### Information provided ###

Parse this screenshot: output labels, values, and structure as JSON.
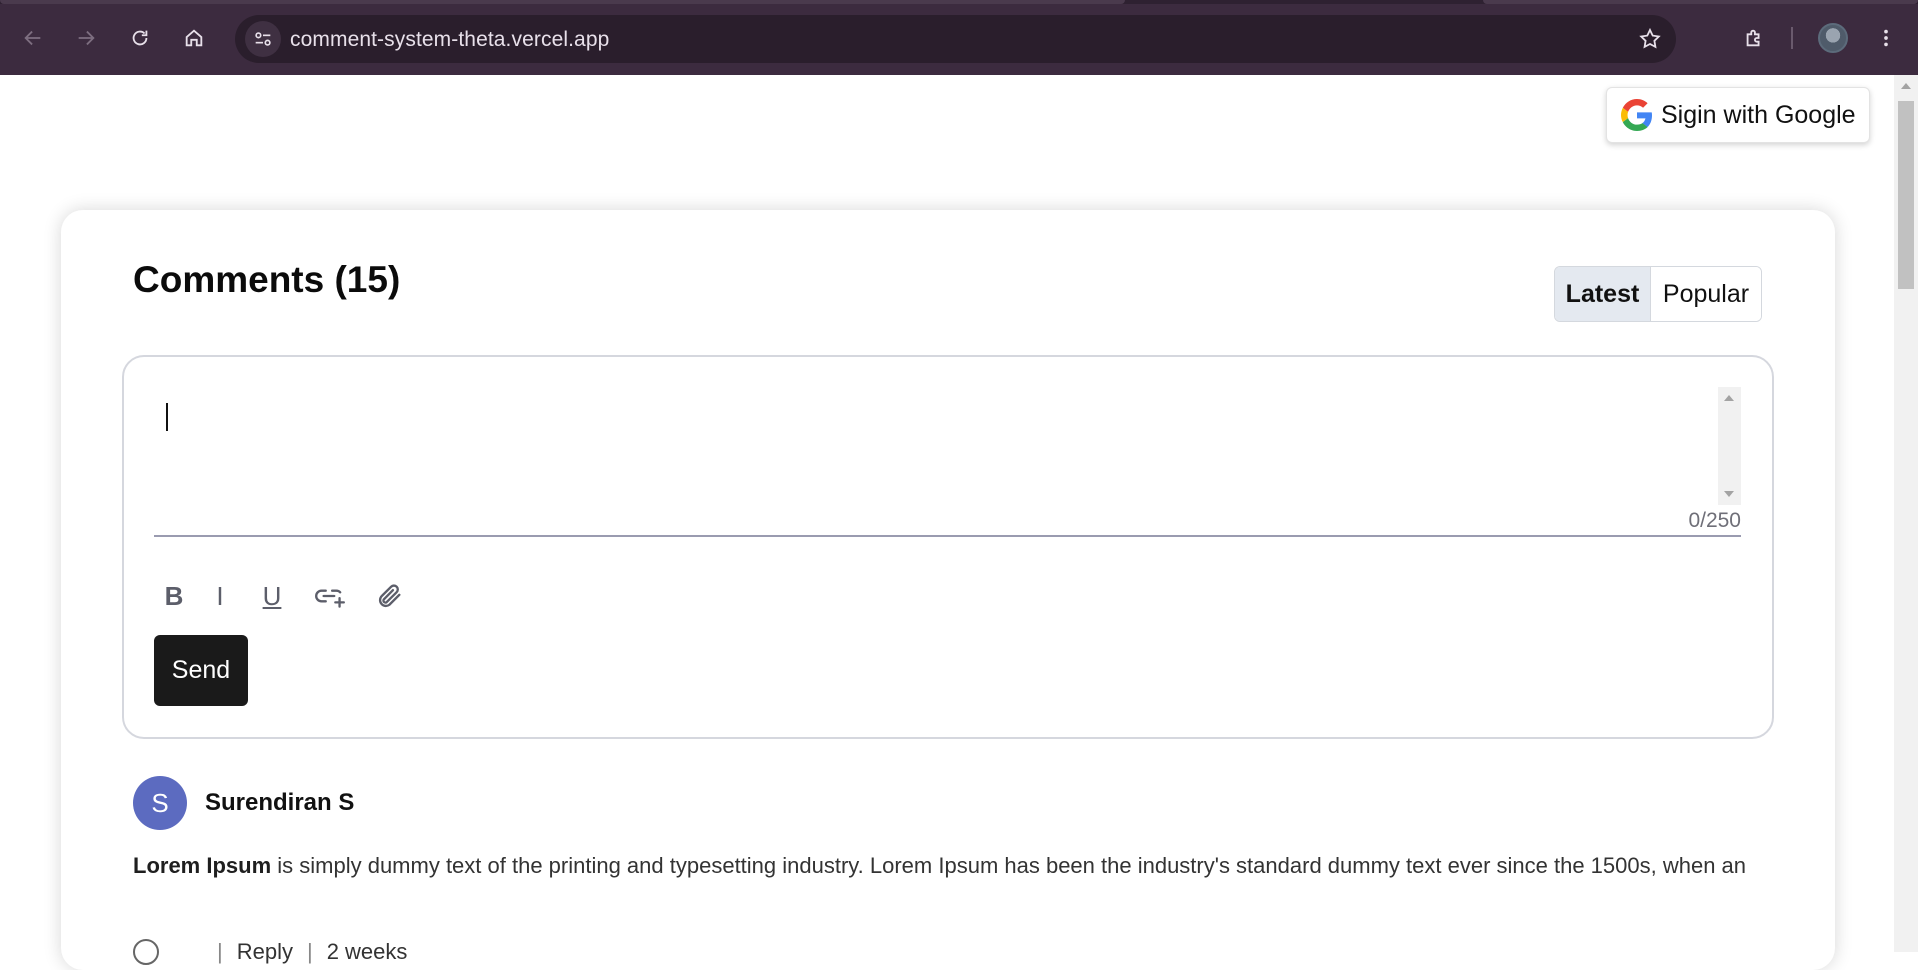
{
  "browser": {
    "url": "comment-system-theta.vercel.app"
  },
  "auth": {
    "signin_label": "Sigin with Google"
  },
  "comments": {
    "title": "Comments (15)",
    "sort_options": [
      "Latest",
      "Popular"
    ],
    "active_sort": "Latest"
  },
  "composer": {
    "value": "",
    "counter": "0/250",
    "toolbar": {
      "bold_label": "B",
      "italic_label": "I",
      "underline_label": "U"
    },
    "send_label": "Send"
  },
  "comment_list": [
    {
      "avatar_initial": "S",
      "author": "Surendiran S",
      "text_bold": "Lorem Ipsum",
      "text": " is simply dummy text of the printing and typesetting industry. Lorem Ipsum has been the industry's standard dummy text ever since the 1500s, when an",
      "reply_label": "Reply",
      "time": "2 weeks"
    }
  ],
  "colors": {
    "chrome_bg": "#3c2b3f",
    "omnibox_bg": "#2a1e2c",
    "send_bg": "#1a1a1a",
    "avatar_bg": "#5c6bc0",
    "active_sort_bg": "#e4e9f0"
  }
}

###

Working from the entries above, return all lines that contain "Lorem".

      "text_bold": "Lorem Ipsum",
      "text": " is simply dummy text of the printing and typesetting industry. Lorem Ipsum has been the industry's standard dummy text ever since the 1500s, when an",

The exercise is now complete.